* _Exercise_:
Draw out every line with the word "title" from the listing below.

+===+

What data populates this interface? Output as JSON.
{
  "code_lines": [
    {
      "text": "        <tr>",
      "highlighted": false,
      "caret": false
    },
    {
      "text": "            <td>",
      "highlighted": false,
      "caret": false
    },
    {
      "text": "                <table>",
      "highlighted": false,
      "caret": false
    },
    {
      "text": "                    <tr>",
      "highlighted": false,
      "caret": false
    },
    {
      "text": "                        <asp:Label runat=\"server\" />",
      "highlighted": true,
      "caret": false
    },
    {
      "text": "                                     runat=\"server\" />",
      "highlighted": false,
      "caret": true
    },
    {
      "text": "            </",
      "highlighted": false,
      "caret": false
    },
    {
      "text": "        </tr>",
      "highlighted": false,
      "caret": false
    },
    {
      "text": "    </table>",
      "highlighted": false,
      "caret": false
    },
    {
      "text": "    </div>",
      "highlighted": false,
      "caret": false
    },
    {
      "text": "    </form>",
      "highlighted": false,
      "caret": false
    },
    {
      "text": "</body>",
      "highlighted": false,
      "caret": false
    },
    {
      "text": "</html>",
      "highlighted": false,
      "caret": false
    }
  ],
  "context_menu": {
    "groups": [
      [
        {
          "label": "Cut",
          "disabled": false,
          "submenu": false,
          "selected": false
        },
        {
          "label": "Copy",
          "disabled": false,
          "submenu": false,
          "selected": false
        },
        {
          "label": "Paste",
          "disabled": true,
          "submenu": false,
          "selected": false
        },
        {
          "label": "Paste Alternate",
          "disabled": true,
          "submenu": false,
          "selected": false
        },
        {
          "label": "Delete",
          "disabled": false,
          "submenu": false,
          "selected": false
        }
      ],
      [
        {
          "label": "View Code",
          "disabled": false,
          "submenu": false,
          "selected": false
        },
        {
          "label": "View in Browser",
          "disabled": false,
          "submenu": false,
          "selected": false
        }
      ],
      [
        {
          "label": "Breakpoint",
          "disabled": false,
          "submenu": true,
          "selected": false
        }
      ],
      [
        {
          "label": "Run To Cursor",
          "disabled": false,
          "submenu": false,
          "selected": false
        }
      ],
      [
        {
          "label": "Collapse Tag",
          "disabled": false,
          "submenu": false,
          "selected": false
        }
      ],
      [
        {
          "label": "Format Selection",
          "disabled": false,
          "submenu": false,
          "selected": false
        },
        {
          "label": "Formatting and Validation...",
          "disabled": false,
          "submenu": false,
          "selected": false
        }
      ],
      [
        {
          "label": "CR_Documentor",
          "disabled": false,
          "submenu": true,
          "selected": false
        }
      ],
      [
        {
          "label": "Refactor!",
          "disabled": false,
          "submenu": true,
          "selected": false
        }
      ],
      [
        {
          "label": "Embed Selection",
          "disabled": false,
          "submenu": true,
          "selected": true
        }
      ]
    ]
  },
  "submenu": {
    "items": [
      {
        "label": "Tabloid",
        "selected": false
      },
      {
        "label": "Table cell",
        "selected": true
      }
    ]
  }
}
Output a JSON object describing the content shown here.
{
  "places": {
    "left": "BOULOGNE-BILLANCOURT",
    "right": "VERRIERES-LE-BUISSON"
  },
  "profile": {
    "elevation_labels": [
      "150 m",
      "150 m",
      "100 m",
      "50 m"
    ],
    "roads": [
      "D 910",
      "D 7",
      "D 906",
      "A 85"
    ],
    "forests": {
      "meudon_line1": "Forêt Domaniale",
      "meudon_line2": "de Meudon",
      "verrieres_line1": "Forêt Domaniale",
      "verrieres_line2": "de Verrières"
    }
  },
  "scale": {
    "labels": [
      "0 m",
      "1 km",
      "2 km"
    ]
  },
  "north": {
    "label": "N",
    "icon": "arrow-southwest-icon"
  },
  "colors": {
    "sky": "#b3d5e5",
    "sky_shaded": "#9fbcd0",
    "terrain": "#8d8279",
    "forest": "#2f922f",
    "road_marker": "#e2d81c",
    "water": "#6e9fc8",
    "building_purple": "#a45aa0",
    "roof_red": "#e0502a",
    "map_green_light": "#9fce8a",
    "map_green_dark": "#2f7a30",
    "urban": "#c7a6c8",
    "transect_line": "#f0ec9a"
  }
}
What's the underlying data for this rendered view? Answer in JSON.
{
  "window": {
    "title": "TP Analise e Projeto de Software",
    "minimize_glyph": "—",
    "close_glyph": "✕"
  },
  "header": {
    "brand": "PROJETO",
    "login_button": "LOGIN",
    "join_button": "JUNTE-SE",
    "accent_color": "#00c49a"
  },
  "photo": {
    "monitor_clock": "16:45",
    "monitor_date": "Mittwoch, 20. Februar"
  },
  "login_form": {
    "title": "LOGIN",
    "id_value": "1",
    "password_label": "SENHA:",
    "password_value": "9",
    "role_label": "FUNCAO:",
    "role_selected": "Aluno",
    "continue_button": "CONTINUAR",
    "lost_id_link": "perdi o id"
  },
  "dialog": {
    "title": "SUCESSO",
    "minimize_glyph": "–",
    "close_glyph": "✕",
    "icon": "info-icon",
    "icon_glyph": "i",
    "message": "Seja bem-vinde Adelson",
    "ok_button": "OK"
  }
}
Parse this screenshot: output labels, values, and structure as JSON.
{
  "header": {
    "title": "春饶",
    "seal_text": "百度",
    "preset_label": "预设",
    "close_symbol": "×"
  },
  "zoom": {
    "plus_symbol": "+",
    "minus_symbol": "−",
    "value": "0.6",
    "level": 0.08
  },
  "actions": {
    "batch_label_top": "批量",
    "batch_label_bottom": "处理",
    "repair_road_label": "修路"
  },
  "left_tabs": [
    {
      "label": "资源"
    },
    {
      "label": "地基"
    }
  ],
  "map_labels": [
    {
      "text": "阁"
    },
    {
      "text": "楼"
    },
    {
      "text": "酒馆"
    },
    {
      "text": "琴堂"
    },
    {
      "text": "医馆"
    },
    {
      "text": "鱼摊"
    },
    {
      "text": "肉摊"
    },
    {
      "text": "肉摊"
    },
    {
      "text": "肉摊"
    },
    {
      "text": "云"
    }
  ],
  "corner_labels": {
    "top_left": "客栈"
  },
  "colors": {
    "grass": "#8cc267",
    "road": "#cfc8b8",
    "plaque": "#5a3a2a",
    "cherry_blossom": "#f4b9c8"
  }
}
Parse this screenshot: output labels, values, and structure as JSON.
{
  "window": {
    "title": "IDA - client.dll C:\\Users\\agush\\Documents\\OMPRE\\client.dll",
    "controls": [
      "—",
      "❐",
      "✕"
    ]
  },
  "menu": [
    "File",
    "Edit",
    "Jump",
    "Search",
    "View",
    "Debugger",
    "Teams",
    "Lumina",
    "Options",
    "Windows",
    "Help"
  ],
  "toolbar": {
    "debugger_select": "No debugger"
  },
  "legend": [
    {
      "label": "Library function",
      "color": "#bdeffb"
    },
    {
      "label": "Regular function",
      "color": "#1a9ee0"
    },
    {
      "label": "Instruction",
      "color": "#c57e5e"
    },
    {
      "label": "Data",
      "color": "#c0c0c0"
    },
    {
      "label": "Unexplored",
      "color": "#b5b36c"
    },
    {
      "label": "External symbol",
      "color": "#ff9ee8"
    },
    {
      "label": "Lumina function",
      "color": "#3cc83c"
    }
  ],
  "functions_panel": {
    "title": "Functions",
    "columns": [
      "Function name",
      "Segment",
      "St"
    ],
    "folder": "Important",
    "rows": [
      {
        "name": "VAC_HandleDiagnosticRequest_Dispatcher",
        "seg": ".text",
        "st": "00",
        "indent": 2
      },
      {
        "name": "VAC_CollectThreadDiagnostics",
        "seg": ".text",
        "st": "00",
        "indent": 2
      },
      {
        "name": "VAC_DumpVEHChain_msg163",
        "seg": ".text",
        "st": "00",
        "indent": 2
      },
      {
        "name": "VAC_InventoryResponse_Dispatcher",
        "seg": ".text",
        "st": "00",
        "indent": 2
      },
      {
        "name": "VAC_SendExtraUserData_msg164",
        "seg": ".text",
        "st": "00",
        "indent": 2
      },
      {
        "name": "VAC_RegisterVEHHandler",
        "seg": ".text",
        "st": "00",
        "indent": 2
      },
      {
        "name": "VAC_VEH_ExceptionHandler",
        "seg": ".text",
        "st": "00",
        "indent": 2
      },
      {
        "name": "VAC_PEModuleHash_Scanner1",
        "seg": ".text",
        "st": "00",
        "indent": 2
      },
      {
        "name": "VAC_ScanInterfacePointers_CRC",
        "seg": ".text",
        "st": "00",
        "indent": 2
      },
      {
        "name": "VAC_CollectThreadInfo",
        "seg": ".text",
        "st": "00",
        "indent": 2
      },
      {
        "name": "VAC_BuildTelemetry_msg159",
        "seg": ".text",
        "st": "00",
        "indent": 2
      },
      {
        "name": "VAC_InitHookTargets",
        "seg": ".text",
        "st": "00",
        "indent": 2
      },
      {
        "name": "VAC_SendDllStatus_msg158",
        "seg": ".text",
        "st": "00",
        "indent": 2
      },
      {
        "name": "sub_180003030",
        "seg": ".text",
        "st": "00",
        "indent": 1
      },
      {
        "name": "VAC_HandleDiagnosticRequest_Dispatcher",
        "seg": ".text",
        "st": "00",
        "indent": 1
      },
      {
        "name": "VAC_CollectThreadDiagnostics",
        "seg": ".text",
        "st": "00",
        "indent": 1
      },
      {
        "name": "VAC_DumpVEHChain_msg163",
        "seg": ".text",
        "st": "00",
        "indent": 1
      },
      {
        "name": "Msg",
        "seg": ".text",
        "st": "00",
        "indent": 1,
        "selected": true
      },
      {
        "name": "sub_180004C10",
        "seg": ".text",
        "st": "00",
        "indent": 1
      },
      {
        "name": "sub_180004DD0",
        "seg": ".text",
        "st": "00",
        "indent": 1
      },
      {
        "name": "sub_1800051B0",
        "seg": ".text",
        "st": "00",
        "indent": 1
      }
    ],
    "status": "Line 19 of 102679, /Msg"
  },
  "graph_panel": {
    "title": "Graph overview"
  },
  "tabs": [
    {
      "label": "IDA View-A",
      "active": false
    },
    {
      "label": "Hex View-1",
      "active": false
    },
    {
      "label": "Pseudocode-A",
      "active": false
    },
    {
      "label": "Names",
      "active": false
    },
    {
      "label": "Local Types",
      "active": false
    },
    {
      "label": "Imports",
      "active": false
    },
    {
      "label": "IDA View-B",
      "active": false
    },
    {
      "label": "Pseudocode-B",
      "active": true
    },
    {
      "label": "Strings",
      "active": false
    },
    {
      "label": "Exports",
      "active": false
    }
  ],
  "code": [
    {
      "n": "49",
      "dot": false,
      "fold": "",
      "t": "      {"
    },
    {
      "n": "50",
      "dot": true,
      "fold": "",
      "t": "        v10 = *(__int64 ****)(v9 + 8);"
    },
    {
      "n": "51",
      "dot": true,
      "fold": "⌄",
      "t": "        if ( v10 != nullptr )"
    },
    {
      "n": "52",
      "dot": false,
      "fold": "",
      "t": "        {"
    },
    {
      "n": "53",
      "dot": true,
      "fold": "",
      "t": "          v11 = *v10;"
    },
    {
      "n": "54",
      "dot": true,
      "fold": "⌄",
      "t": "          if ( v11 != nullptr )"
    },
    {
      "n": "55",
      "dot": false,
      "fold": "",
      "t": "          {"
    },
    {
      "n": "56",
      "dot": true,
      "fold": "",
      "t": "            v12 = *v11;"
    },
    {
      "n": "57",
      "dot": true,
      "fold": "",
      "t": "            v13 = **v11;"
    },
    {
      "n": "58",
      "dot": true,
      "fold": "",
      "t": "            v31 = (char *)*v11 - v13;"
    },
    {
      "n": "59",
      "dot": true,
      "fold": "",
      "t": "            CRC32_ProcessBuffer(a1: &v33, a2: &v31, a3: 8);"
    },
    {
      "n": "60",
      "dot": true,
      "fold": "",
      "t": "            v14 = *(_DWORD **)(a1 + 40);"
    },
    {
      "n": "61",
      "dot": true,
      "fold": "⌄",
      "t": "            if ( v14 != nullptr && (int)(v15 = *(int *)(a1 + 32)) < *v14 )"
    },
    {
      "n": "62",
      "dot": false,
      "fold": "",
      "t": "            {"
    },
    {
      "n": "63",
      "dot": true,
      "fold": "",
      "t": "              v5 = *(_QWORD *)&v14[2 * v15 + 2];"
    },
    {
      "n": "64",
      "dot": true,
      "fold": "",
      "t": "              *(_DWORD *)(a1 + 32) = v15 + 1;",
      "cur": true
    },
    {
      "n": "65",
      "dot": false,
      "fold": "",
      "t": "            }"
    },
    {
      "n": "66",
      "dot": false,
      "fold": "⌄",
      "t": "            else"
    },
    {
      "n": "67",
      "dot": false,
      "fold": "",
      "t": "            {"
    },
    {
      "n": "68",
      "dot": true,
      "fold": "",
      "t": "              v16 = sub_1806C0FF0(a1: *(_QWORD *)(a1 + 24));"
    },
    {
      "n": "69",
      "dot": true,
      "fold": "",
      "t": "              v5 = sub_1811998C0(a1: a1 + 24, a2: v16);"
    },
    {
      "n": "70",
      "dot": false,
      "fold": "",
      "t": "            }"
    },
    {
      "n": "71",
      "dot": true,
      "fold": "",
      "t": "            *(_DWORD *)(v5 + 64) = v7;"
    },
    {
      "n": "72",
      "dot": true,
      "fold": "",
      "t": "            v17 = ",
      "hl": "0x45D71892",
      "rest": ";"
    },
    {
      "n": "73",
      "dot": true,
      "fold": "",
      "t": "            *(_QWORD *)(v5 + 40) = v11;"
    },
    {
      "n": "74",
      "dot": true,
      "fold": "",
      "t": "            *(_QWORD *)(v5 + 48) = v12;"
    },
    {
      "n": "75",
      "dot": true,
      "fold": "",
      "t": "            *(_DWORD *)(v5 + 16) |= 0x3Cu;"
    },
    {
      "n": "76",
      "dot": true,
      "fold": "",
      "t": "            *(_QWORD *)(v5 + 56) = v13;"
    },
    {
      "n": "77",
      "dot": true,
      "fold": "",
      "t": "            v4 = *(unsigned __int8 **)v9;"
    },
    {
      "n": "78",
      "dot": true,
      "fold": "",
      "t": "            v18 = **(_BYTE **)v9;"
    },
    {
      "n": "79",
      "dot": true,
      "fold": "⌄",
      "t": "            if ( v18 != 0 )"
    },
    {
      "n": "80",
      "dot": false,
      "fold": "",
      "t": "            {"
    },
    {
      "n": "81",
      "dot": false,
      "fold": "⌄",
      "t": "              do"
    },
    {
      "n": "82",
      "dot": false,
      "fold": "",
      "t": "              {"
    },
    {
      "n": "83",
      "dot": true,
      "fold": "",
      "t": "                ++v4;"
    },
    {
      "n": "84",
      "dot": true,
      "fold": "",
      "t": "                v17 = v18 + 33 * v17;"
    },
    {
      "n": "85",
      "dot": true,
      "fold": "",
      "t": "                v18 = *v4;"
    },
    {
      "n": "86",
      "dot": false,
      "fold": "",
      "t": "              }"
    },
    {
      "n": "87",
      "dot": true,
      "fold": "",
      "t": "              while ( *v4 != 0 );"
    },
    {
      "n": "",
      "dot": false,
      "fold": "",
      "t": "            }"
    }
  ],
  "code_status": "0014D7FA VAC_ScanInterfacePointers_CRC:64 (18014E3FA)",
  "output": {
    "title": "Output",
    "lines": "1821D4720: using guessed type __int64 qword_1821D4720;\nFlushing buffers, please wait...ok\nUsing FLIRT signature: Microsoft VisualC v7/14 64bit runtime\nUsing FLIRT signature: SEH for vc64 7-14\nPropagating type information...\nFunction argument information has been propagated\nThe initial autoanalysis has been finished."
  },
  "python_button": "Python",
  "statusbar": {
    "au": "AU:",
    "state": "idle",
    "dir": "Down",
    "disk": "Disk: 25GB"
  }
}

+===+

* _Correct output_:
    "title": "TP Analise e Projeto de Software",
    "title": "LOGIN",
    "title": "SUCESSO",
    "title": "春饶",
    "title": "IDA - client.dll C:\\Users\\agush\\Documents\\OMPRE\\client.dll",
    "title": "Functions",
    "title": "Graph overview"
    "title": "Output",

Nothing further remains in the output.